(Dataset items)
....................
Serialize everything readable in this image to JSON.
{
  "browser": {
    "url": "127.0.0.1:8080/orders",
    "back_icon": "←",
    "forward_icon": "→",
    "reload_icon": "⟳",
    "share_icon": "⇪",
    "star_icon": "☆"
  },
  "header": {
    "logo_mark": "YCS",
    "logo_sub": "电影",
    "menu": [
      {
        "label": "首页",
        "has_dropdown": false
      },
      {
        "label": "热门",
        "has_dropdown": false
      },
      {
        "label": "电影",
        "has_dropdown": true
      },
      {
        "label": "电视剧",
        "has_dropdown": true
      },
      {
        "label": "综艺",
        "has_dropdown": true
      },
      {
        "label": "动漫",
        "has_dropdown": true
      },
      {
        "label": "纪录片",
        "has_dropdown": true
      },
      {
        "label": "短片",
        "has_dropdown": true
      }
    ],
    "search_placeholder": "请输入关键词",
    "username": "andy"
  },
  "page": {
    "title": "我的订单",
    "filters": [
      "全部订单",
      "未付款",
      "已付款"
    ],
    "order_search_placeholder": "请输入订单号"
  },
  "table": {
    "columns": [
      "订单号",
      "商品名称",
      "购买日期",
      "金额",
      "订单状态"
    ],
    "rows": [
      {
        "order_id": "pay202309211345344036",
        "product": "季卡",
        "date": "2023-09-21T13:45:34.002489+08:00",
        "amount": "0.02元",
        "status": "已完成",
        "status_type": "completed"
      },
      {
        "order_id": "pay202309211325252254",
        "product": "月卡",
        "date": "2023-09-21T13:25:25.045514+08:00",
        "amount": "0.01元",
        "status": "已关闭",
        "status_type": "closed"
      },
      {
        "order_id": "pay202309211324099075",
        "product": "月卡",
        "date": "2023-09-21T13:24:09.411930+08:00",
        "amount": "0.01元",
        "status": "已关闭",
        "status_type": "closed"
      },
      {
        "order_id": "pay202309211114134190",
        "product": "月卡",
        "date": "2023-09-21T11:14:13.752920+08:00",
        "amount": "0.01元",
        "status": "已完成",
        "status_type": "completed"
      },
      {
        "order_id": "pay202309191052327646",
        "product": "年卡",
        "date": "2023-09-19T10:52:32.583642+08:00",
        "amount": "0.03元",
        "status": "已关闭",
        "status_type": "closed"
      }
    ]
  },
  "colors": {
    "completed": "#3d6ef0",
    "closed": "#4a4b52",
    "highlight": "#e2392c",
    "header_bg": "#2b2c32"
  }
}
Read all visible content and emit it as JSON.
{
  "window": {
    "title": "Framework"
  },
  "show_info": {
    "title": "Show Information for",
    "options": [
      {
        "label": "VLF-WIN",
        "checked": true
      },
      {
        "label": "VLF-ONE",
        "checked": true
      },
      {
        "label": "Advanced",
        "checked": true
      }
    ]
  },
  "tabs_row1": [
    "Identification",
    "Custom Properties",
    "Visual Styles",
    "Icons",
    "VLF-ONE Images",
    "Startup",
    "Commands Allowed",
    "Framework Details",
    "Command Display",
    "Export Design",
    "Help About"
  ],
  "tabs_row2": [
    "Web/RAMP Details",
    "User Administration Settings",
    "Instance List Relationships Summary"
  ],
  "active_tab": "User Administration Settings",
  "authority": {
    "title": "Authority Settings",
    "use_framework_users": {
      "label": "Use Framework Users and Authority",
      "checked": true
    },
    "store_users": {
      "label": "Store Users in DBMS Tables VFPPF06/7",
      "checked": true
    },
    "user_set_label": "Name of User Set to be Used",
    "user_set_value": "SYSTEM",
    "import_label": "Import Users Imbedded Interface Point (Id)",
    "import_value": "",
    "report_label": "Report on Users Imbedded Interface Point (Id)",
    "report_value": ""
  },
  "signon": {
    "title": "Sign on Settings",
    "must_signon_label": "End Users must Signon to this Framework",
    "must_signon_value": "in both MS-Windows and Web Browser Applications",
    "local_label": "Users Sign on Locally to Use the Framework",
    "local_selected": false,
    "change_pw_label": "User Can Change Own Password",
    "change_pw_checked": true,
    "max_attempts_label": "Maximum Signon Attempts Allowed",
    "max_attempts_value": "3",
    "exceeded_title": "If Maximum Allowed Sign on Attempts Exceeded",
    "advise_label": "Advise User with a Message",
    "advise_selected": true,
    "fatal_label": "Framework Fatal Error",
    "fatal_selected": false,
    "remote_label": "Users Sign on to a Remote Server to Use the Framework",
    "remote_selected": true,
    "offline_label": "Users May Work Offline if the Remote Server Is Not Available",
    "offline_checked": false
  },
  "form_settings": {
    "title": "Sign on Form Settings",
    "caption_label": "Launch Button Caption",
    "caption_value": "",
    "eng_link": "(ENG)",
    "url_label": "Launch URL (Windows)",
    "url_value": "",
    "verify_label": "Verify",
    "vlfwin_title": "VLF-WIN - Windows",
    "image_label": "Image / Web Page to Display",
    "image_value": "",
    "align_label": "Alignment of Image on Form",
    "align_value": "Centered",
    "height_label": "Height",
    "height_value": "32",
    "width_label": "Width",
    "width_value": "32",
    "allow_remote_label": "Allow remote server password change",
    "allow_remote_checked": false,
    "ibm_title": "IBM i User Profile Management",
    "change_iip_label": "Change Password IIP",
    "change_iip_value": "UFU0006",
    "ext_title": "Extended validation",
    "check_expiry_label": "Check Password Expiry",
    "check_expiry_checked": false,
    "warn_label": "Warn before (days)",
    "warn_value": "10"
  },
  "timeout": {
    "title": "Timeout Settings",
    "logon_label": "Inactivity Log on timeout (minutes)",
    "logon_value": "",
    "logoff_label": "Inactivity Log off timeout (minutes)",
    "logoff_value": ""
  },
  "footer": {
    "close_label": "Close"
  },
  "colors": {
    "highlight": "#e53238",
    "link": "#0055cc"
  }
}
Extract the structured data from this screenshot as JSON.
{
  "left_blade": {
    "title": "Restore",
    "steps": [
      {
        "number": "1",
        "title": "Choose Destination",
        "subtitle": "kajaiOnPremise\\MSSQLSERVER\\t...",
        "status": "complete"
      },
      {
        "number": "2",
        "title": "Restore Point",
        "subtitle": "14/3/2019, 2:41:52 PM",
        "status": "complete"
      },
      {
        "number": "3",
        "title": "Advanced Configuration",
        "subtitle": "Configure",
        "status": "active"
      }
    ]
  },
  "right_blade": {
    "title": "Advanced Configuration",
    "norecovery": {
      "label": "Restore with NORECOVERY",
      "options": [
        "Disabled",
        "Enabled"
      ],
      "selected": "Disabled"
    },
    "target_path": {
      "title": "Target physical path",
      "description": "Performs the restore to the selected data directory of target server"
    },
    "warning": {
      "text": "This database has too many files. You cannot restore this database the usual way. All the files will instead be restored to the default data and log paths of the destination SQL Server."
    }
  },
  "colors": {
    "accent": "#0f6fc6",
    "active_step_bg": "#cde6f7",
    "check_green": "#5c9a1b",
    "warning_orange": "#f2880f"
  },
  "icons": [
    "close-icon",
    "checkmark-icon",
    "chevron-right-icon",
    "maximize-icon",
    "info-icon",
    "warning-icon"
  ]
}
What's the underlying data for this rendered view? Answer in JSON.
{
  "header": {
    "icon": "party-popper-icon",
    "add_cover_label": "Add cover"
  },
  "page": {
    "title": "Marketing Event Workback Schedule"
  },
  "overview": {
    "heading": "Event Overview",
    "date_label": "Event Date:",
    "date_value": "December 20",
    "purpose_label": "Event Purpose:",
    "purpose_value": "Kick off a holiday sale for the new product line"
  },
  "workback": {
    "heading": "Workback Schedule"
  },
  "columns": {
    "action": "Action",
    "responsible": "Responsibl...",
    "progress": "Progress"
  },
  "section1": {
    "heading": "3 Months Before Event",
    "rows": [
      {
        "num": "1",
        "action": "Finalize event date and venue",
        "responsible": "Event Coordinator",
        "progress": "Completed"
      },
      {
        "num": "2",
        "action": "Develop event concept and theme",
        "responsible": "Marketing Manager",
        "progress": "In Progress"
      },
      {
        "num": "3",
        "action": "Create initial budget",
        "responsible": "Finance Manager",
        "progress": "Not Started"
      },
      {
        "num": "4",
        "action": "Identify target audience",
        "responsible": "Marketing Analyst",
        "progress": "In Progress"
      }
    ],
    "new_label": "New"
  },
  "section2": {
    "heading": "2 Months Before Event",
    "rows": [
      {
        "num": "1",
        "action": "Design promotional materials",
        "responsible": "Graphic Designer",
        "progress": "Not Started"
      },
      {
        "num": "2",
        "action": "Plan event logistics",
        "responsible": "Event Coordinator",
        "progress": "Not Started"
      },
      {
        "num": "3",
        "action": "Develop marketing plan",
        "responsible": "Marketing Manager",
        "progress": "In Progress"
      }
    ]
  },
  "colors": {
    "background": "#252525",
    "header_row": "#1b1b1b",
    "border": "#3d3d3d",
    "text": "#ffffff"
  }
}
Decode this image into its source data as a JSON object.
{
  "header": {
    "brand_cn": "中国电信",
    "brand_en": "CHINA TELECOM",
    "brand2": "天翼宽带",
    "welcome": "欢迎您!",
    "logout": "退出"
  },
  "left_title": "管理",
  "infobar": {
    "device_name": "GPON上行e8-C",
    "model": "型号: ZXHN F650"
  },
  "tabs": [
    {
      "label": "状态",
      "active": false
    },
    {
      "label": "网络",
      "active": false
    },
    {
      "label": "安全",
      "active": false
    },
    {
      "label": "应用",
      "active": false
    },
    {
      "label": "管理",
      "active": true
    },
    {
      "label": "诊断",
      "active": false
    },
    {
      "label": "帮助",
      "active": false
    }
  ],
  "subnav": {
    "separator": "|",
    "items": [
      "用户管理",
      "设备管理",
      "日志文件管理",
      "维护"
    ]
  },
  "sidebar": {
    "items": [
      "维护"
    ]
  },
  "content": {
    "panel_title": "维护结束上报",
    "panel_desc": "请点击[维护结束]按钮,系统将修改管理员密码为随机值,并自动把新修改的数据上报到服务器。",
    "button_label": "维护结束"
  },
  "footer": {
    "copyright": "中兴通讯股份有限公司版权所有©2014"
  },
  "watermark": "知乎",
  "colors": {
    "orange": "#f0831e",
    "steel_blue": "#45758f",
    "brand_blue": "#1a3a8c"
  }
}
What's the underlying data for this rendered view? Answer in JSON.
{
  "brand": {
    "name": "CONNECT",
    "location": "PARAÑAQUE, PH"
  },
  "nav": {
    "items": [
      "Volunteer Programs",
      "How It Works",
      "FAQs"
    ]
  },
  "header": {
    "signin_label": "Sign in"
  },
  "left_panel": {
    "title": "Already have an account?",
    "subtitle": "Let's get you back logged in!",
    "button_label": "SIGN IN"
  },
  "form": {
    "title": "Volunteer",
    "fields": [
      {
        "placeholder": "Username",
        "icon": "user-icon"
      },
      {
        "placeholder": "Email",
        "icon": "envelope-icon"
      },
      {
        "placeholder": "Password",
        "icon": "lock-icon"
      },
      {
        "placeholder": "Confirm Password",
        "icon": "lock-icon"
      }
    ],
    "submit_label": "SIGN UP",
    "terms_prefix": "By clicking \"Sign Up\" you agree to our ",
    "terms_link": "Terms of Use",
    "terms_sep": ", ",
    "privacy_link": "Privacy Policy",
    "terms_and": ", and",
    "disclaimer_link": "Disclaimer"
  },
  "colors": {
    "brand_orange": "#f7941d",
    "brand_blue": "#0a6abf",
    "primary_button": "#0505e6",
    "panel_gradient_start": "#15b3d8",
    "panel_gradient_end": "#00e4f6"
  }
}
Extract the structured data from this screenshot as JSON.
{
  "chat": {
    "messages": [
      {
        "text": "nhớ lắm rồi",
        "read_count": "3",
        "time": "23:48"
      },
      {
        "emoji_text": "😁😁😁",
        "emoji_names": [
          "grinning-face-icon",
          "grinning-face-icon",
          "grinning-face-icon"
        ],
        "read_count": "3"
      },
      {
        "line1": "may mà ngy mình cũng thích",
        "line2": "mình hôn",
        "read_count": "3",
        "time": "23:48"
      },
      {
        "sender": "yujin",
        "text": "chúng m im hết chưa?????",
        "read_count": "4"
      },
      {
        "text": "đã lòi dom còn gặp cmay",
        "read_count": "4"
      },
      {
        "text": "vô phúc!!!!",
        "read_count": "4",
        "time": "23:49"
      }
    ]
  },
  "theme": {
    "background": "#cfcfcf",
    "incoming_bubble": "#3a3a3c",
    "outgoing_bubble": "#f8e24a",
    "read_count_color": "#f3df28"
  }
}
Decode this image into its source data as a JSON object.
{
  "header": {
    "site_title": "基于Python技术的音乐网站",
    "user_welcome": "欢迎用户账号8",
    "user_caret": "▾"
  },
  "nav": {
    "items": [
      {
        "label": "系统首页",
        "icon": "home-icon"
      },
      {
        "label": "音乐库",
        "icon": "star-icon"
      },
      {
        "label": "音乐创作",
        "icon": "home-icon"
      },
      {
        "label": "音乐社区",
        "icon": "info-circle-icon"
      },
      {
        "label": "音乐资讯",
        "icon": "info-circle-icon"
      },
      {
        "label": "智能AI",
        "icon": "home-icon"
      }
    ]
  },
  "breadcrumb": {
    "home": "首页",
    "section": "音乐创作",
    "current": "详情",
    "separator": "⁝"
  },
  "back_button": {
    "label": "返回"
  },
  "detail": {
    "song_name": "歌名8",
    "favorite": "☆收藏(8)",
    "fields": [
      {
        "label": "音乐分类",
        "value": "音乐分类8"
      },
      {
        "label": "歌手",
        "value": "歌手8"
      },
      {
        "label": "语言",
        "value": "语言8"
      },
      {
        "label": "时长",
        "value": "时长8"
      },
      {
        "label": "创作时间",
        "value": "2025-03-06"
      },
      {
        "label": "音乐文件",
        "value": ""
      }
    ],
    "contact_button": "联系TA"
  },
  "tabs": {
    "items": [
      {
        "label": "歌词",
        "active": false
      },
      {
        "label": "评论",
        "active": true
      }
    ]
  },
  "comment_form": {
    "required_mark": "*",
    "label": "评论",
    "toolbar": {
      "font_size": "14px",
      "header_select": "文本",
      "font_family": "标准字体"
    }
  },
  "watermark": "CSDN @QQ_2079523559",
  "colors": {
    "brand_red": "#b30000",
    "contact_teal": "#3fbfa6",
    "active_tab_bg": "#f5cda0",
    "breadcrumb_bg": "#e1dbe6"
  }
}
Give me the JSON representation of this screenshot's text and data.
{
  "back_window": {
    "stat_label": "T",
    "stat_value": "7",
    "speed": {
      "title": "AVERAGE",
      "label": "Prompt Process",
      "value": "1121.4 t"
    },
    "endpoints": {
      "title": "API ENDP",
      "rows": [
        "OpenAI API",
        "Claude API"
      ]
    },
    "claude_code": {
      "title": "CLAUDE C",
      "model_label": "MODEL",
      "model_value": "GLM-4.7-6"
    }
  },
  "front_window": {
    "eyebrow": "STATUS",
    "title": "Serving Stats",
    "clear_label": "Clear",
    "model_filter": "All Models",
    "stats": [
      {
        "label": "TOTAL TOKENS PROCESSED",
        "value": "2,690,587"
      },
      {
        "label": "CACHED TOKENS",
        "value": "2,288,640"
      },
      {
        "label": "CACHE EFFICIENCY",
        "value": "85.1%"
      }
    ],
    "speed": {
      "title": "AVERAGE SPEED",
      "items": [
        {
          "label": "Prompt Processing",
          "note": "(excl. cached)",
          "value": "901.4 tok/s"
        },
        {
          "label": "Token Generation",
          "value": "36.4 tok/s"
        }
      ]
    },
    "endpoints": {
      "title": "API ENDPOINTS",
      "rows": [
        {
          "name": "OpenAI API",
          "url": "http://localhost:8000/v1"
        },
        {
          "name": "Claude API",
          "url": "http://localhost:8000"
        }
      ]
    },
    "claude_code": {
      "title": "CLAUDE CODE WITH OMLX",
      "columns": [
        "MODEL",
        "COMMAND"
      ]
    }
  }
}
....................
Copy each line of the records that contains the word "Display".

    "Command Display",
    "image_label": "Image / Web Page to Display",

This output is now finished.